**DIRECTION**
Leave out any picture and return the remaining listing below exactly as given.

**MATERIAL SHOWN**
--- --- ---

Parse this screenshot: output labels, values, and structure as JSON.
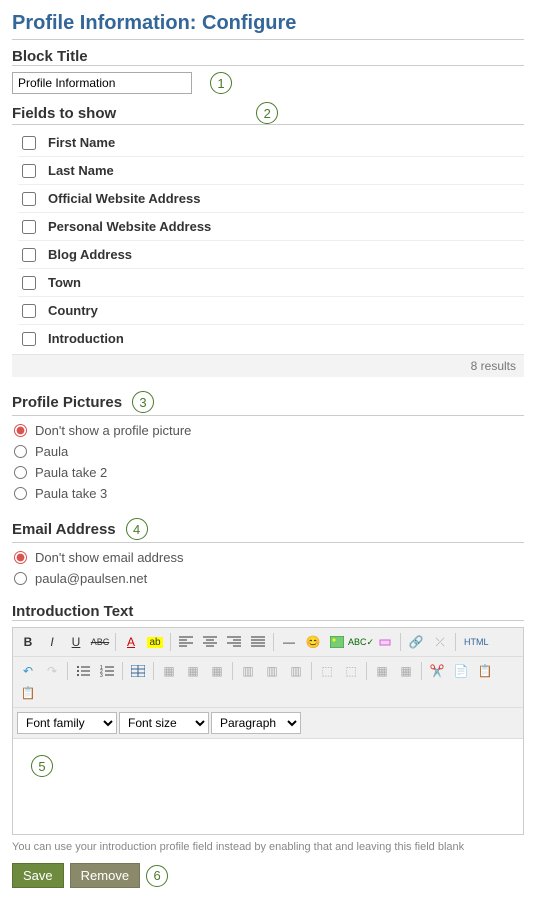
{
  "page_title": "Profile Information: Configure",
  "block_title": {
    "label": "Block Title",
    "value": "Profile Information"
  },
  "markers": {
    "m1": "1",
    "m2": "2",
    "m3": "3",
    "m4": "4",
    "m5": "5",
    "m6": "6"
  },
  "fields_section": {
    "title": "Fields to show",
    "items": [
      "First Name",
      "Last Name",
      "Official Website Address",
      "Personal Website Address",
      "Blog Address",
      "Town",
      "Country",
      "Introduction"
    ],
    "results": "8 results"
  },
  "profile_pictures": {
    "title": "Profile Pictures",
    "options": [
      "Don't show a profile picture",
      "Paula",
      "Paula take 2",
      "Paula take 3"
    ],
    "selected": 0
  },
  "email": {
    "title": "Email Address",
    "options": [
      "Don't show email address",
      "paula@paulsen.net"
    ],
    "selected": 0
  },
  "intro": {
    "title": "Introduction Text",
    "font_family_label": "Font family",
    "font_size_label": "Font size",
    "paragraph_label": "Paragraph",
    "hint": "You can use your introduction profile field instead by enabling that and leaving this field blank",
    "html_btn": "HTML"
  },
  "buttons": {
    "save": "Save",
    "remove": "Remove"
  }
}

--- --- ---

**REPLY TO THE EXERCISE**
Parse this screenshot: output labels, values, and structure as JSON.
{
  "page_title": "Profile Information: Configure",
  "block_title": {
    "label": "Block Title",
    "value": "Profile Information"
  },
  "markers": {
    "m1": "1",
    "m2": "2",
    "m3": "3",
    "m4": "4",
    "m5": "5",
    "m6": "6"
  },
  "fields_section": {
    "title": "Fields to show",
    "items": [
      "First Name",
      "Last Name",
      "Official Website Address",
      "Personal Website Address",
      "Blog Address",
      "Town",
      "Country",
      "Introduction"
    ],
    "results": "8 results"
  },
  "profile_pictures": {
    "title": "Profile Pictures",
    "options": [
      "Don't show a profile picture",
      "Paula",
      "Paula take 2",
      "Paula take 3"
    ],
    "selected": 0
  },
  "email": {
    "title": "Email Address",
    "options": [
      "Don't show email address",
      "paula@paulsen.net"
    ],
    "selected": 0
  },
  "intro": {
    "title": "Introduction Text",
    "font_family_label": "Font family",
    "font_size_label": "Font size",
    "paragraph_label": "Paragraph",
    "hint": "You can use your introduction profile field instead by enabling that and leaving this field blank",
    "html_btn": "HTML"
  },
  "buttons": {
    "save": "Save",
    "remove": "Remove"
  }
}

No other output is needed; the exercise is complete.